* STATED EXERCISE *
Restate the whole listing exactly.

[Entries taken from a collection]
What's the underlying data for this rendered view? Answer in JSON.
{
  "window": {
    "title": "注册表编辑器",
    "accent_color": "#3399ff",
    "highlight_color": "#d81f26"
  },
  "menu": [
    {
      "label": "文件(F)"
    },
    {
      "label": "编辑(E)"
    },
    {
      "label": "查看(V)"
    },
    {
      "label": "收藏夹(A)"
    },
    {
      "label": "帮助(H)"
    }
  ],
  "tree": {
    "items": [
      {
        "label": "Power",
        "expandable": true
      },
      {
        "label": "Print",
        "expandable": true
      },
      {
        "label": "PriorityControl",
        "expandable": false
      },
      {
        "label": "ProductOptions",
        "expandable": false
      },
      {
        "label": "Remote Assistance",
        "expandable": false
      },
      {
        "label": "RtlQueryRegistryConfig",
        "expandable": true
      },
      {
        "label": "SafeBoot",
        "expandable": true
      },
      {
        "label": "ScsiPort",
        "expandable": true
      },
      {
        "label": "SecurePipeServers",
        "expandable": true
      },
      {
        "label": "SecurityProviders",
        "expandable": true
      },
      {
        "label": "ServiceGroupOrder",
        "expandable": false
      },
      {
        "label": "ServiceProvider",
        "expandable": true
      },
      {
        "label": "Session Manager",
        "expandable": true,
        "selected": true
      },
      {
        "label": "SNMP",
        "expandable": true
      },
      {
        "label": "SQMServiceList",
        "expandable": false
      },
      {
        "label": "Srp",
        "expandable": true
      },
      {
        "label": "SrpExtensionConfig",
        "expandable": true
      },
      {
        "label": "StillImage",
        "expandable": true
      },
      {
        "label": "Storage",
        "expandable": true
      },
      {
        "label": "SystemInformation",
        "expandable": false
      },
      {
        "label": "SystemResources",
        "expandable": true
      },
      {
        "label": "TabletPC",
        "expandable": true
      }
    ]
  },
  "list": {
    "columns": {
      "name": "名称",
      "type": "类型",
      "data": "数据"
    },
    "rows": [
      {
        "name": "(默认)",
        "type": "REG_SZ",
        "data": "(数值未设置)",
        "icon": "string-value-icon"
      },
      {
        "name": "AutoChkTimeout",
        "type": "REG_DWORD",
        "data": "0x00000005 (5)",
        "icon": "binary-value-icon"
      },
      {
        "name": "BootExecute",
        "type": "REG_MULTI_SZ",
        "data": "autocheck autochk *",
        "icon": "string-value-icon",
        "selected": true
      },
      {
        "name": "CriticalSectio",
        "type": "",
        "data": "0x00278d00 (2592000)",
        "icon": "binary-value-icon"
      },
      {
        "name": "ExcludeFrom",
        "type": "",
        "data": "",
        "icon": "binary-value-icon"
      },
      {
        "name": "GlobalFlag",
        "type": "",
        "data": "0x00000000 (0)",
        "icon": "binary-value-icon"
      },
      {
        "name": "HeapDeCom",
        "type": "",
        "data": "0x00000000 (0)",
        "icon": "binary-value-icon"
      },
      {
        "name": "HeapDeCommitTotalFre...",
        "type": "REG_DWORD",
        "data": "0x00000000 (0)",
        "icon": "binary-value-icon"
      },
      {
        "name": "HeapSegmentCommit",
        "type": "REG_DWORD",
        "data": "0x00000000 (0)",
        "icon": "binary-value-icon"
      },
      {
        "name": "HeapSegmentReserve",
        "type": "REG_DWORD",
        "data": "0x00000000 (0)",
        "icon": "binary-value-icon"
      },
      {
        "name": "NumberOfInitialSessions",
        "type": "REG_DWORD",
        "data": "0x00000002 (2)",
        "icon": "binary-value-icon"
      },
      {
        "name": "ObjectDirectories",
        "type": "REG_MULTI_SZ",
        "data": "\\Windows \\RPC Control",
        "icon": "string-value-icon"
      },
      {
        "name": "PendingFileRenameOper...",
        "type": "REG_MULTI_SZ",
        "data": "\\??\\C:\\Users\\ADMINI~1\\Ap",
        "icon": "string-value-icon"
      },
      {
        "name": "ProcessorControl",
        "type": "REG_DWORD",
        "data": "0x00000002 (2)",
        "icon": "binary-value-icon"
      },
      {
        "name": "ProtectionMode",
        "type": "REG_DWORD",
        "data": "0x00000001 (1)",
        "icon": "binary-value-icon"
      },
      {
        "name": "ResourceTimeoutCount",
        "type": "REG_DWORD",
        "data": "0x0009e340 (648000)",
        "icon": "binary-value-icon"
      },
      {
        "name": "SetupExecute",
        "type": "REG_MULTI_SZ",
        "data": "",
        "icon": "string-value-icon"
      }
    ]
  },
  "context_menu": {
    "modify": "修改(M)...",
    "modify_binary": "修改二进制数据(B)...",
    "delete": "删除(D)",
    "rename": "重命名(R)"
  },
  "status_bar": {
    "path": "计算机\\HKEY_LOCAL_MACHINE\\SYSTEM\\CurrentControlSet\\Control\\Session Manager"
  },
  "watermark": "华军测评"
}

* THE SOLUTION *
What's the underlying data for this rendered view? Answer in JSON.
{
  "window": {
    "title": "注册表编辑器",
    "accent_color": "#3399ff",
    "highlight_color": "#d81f26"
  },
  "menu": [
    {
      "label": "文件(F)"
    },
    {
      "label": "编辑(E)"
    },
    {
      "label": "查看(V)"
    },
    {
      "label": "收藏夹(A)"
    },
    {
      "label": "帮助(H)"
    }
  ],
  "tree": {
    "items": [
      {
        "label": "Power",
        "expandable": true
      },
      {
        "label": "Print",
        "expandable": true
      },
      {
        "label": "PriorityControl",
        "expandable": false
      },
      {
        "label": "ProductOptions",
        "expandable": false
      },
      {
        "label": "Remote Assistance",
        "expandable": false
      },
      {
        "label": "RtlQueryRegistryConfig",
        "expandable": true
      },
      {
        "label": "SafeBoot",
        "expandable": true
      },
      {
        "label": "ScsiPort",
        "expandable": true
      },
      {
        "label": "SecurePipeServers",
        "expandable": true
      },
      {
        "label": "SecurityProviders",
        "expandable": true
      },
      {
        "label": "ServiceGroupOrder",
        "expandable": false
      },
      {
        "label": "ServiceProvider",
        "expandable": true
      },
      {
        "label": "Session Manager",
        "expandable": true,
        "selected": true
      },
      {
        "label": "SNMP",
        "expandable": true
      },
      {
        "label": "SQMServiceList",
        "expandable": false
      },
      {
        "label": "Srp",
        "expandable": true
      },
      {
        "label": "SrpExtensionConfig",
        "expandable": true
      },
      {
        "label": "StillImage",
        "expandable": true
      },
      {
        "label": "Storage",
        "expandable": true
      },
      {
        "label": "SystemInformation",
        "expandable": false
      },
      {
        "label": "SystemResources",
        "expandable": true
      },
      {
        "label": "TabletPC",
        "expandable": true
      }
    ]
  },
  "list": {
    "columns": {
      "name": "名称",
      "type": "类型",
      "data": "数据"
    },
    "rows": [
      {
        "name": "(默认)",
        "type": "REG_SZ",
        "data": "(数值未设置)",
        "icon": "string-value-icon"
      },
      {
        "name": "AutoChkTimeout",
        "type": "REG_DWORD",
        "data": "0x00000005 (5)",
        "icon": "binary-value-icon"
      },
      {
        "name": "BootExecute",
        "type": "REG_MULTI_SZ",
        "data": "autocheck autochk *",
        "icon": "string-value-icon",
        "selected": true
      },
      {
        "name": "CriticalSectio",
        "type": "",
        "data": "0x00278d00 (2592000)",
        "icon": "binary-value-icon"
      },
      {
        "name": "ExcludeFrom",
        "type": "",
        "data": "",
        "icon": "binary-value-icon"
      },
      {
        "name": "GlobalFlag",
        "type": "",
        "data": "0x00000000 (0)",
        "icon": "binary-value-icon"
      },
      {
        "name": "HeapDeCom",
        "type": "",
        "data": "0x00000000 (0)",
        "icon": "binary-value-icon"
      },
      {
        "name": "HeapDeCommitTotalFre...",
        "type": "REG_DWORD",
        "data": "0x00000000 (0)",
        "icon": "binary-value-icon"
      },
      {
        "name": "HeapSegmentCommit",
        "type": "REG_DWORD",
        "data": "0x00000000 (0)",
        "icon": "binary-value-icon"
      },
      {
        "name": "HeapSegmentReserve",
        "type": "REG_DWORD",
        "data": "0x00000000 (0)",
        "icon": "binary-value-icon"
      },
      {
        "name": "NumberOfInitialSessions",
        "type": "REG_DWORD",
        "data": "0x00000002 (2)",
        "icon": "binary-value-icon"
      },
      {
        "name": "ObjectDirectories",
        "type": "REG_MULTI_SZ",
        "data": "\\Windows \\RPC Control",
        "icon": "string-value-icon"
      },
      {
        "name": "PendingFileRenameOper...",
        "type": "REG_MULTI_SZ",
        "data": "\\??\\C:\\Users\\ADMINI~1\\Ap",
        "icon": "string-value-icon"
      },
      {
        "name": "ProcessorControl",
        "type": "REG_DWORD",
        "data": "0x00000002 (2)",
        "icon": "binary-value-icon"
      },
      {
        "name": "ProtectionMode",
        "type": "REG_DWORD",
        "data": "0x00000001 (1)",
        "icon": "binary-value-icon"
      },
      {
        "name": "ResourceTimeoutCount",
        "type": "REG_DWORD",
        "data": "0x0009e340 (648000)",
        "icon": "binary-value-icon"
      },
      {
        "name": "SetupExecute",
        "type": "REG_MULTI_SZ",
        "data": "",
        "icon": "string-value-icon"
      }
    ]
  },
  "context_menu": {
    "modify": "修改(M)...",
    "modify_binary": "修改二进制数据(B)...",
    "delete": "删除(D)",
    "rename": "重命名(R)"
  },
  "status_bar": {
    "path": "计算机\\HKEY_LOCAL_MACHINE\\SYSTEM\\CurrentControlSet\\Control\\Session Manager"
  },
  "watermark": "华军测评"
}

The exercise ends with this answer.